Locate the word "kuin" in the material, then show every line that holds it.

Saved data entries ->
◆ ◆ ◆ ◆

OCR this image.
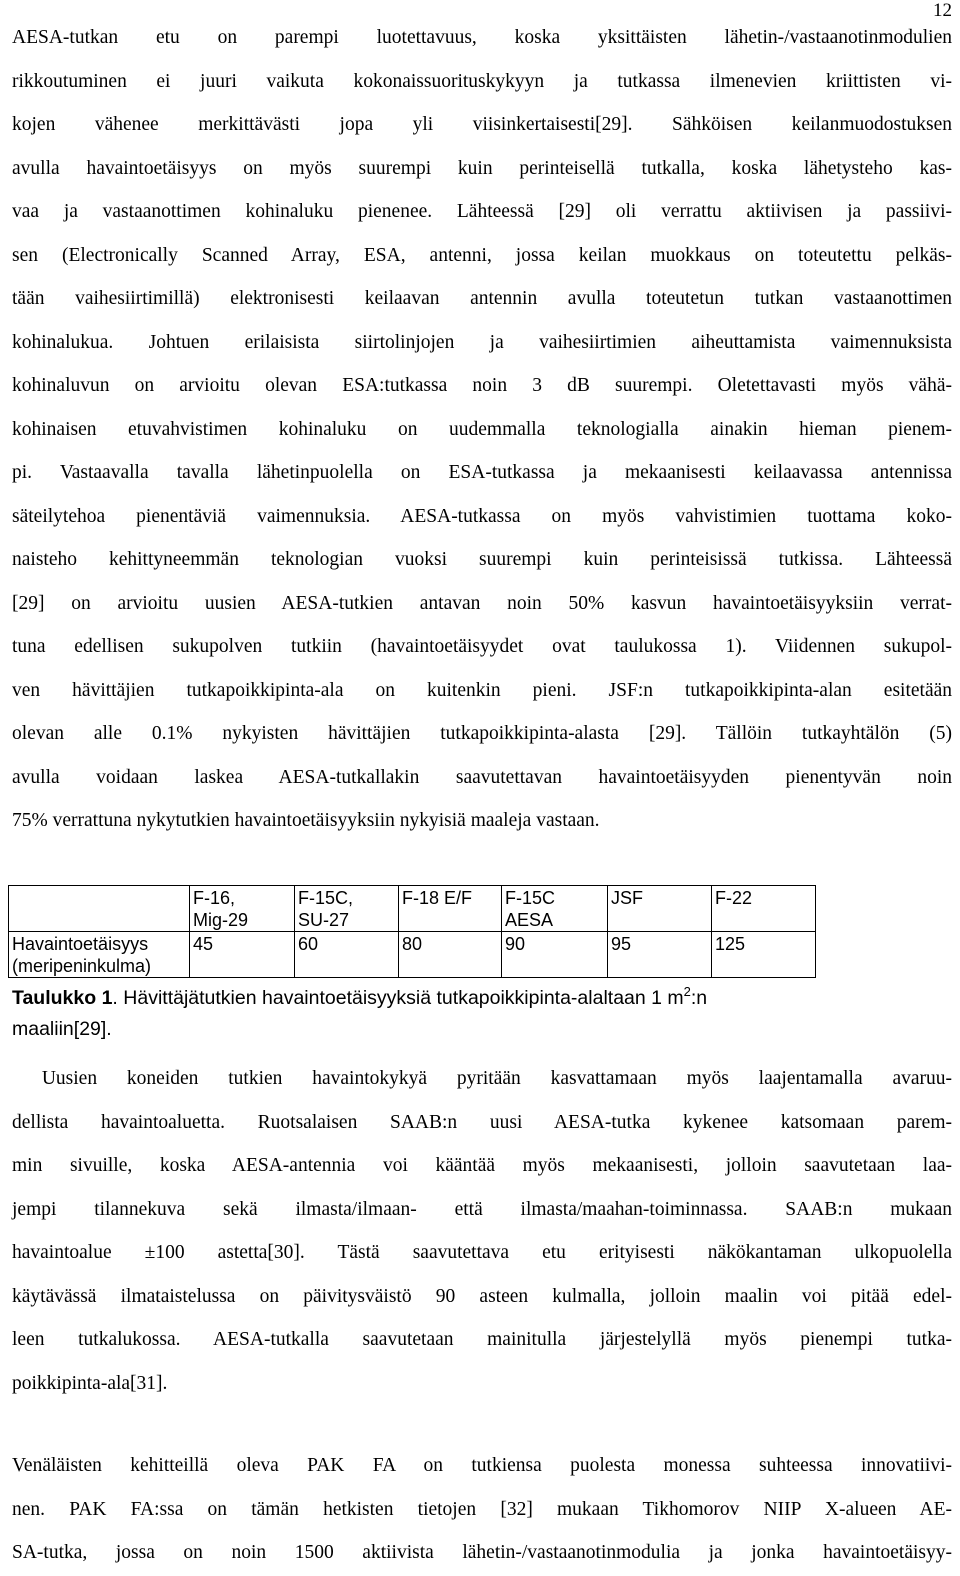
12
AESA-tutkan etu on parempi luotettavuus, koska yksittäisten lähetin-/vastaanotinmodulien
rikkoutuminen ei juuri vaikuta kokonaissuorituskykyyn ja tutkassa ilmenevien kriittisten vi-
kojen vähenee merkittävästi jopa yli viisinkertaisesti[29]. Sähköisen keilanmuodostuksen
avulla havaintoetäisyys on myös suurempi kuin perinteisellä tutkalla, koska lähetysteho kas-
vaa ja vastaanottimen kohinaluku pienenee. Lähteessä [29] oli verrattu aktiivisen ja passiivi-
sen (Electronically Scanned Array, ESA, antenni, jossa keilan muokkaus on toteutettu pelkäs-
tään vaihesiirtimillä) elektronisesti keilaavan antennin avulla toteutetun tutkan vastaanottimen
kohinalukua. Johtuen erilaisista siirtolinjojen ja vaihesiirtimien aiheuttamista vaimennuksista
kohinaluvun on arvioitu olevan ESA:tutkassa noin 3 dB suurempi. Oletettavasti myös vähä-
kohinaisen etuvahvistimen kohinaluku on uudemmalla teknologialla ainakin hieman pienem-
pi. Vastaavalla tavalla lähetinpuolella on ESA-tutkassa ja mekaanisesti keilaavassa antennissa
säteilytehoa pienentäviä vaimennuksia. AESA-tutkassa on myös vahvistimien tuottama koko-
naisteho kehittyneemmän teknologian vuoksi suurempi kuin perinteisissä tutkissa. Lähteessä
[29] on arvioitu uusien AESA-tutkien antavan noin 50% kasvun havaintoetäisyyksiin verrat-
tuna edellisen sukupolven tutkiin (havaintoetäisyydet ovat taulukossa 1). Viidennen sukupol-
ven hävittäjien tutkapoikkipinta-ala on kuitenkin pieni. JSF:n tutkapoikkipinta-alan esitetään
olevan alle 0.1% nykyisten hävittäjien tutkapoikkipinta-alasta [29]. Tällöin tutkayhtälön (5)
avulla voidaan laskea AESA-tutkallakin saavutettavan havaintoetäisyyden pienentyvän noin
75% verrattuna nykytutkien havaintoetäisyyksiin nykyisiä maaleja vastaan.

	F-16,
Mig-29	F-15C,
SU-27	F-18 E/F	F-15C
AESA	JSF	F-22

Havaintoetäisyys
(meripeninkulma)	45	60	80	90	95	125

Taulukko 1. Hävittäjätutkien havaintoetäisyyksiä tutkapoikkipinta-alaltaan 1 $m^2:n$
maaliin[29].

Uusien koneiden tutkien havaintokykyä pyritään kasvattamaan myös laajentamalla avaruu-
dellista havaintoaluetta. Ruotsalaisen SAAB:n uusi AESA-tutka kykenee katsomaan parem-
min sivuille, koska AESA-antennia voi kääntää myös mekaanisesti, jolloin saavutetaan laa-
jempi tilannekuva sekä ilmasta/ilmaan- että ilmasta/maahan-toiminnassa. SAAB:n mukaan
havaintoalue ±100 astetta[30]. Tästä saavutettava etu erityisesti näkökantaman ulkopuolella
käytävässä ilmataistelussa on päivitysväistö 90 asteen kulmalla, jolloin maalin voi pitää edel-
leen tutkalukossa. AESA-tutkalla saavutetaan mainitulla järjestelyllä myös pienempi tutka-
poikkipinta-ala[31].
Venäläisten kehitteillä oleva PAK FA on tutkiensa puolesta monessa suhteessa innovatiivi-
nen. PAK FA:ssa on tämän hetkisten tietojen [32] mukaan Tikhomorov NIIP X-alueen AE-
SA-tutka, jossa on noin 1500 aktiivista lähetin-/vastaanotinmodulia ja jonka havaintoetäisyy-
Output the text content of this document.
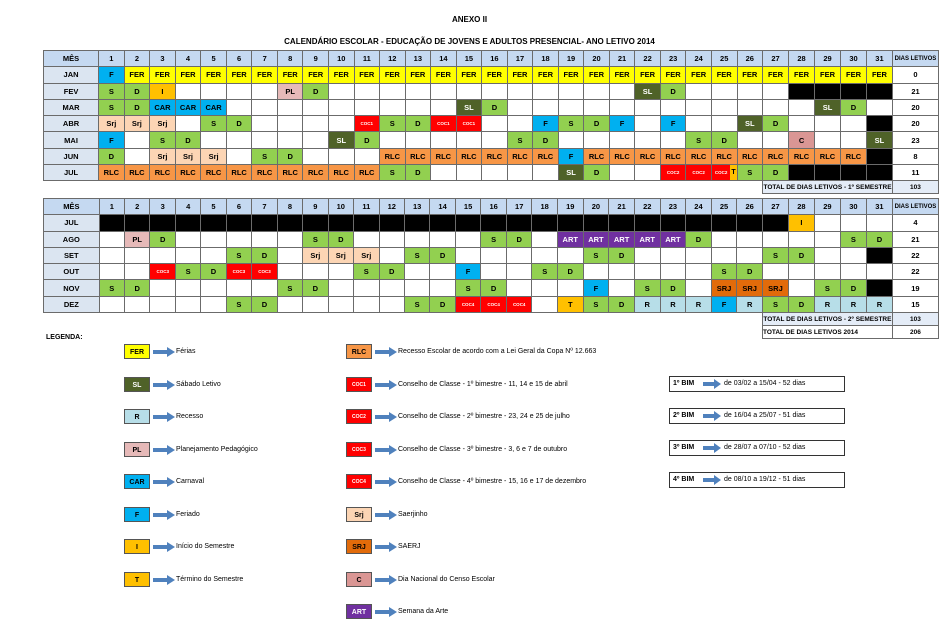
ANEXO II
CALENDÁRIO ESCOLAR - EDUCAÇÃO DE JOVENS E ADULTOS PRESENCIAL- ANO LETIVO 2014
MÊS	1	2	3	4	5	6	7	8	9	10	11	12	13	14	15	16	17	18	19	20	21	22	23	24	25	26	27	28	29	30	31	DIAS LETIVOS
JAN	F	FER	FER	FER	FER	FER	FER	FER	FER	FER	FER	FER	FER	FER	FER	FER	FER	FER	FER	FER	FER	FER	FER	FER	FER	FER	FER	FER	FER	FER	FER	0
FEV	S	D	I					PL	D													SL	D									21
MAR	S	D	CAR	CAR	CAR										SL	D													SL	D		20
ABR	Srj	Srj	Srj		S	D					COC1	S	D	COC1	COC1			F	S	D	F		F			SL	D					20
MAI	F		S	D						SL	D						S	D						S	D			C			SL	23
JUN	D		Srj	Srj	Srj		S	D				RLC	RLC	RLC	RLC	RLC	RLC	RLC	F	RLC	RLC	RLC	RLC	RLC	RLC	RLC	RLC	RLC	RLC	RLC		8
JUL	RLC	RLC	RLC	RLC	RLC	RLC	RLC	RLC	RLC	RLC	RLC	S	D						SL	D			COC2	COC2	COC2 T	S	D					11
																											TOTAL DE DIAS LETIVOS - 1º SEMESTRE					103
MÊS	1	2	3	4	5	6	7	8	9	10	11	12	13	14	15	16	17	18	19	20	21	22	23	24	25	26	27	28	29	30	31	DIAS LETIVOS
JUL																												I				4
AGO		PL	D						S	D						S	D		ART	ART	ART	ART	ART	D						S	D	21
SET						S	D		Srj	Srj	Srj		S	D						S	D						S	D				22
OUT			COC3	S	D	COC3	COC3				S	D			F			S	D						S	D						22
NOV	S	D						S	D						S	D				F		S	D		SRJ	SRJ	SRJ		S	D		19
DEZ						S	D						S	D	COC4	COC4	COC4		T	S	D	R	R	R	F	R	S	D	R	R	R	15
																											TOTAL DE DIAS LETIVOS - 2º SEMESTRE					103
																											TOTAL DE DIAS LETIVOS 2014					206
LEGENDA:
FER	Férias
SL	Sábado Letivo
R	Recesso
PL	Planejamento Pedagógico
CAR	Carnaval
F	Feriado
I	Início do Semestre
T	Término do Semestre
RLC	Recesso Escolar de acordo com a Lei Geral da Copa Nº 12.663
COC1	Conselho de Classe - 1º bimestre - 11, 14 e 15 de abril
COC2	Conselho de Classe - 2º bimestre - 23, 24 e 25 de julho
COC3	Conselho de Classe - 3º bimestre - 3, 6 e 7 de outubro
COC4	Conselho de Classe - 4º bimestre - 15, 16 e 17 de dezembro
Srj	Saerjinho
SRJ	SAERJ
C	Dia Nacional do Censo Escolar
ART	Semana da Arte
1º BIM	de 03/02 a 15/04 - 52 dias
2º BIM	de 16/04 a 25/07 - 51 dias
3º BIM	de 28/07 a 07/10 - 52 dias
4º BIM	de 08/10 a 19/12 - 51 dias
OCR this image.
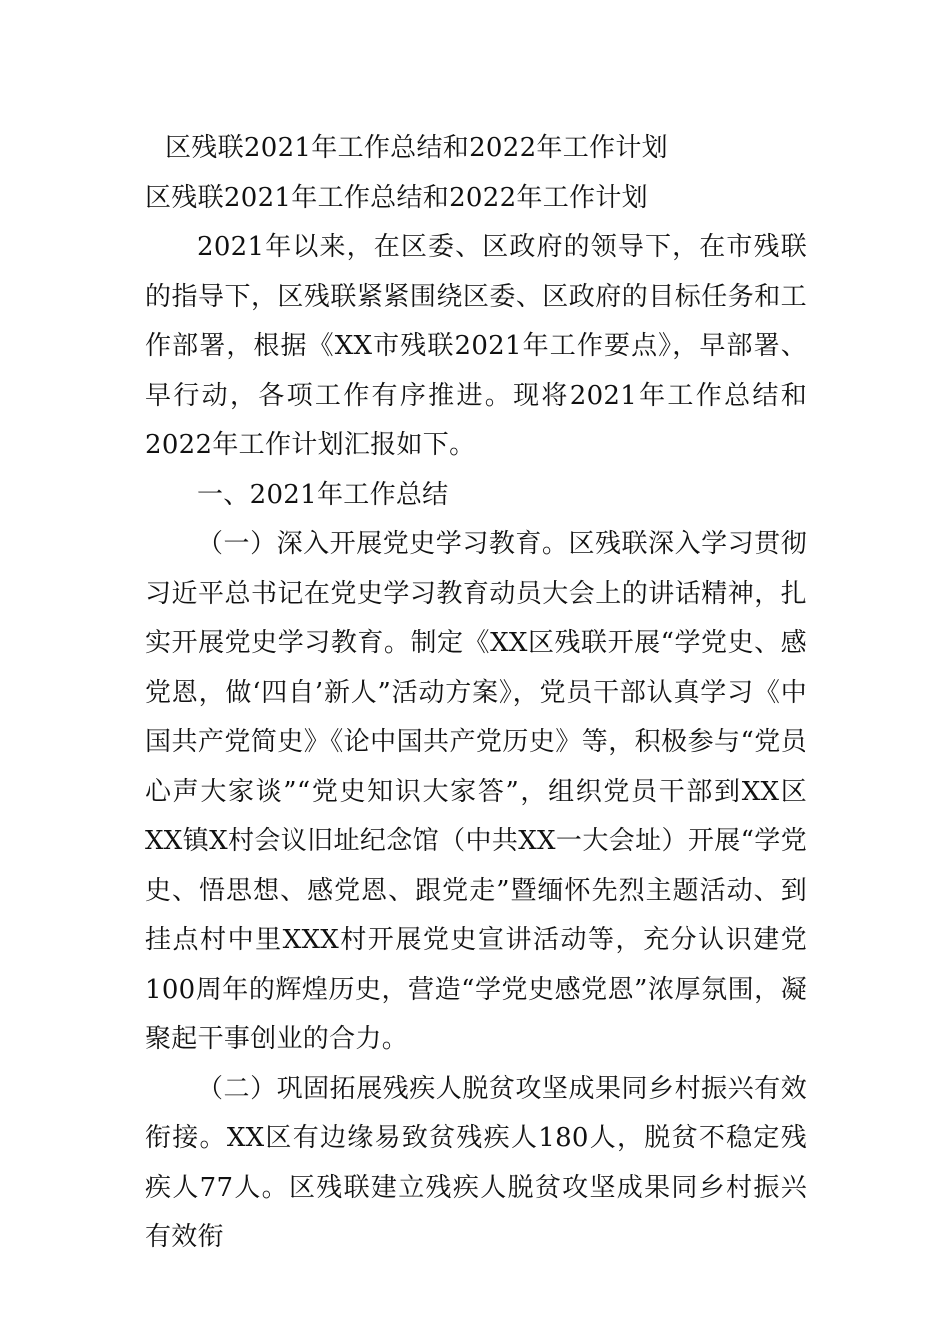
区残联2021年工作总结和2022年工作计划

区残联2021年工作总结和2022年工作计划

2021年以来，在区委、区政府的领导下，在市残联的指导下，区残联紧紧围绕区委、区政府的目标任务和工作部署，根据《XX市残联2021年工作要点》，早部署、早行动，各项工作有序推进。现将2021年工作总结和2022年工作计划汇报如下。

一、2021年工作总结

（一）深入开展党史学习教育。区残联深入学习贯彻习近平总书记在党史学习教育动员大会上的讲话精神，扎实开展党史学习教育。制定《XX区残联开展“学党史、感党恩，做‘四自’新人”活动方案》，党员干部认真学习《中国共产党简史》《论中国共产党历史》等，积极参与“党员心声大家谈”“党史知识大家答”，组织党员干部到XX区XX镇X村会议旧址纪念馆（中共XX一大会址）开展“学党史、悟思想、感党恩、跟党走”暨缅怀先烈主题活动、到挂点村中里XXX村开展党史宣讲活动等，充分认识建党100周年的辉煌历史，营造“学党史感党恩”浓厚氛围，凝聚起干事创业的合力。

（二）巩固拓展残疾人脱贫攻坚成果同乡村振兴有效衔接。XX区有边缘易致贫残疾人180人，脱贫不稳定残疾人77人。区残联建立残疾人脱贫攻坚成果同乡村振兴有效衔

◆ ◆ ◆ ◆

The output ->
avulla havaintoetäisyys on myös suurempi kuin perinteisellä tutkalla, koska lähetysteho kas-
naisteho kehittyneemmän teknologian vuoksi suurempi kuin perinteisissä tutkissa. Lähteessä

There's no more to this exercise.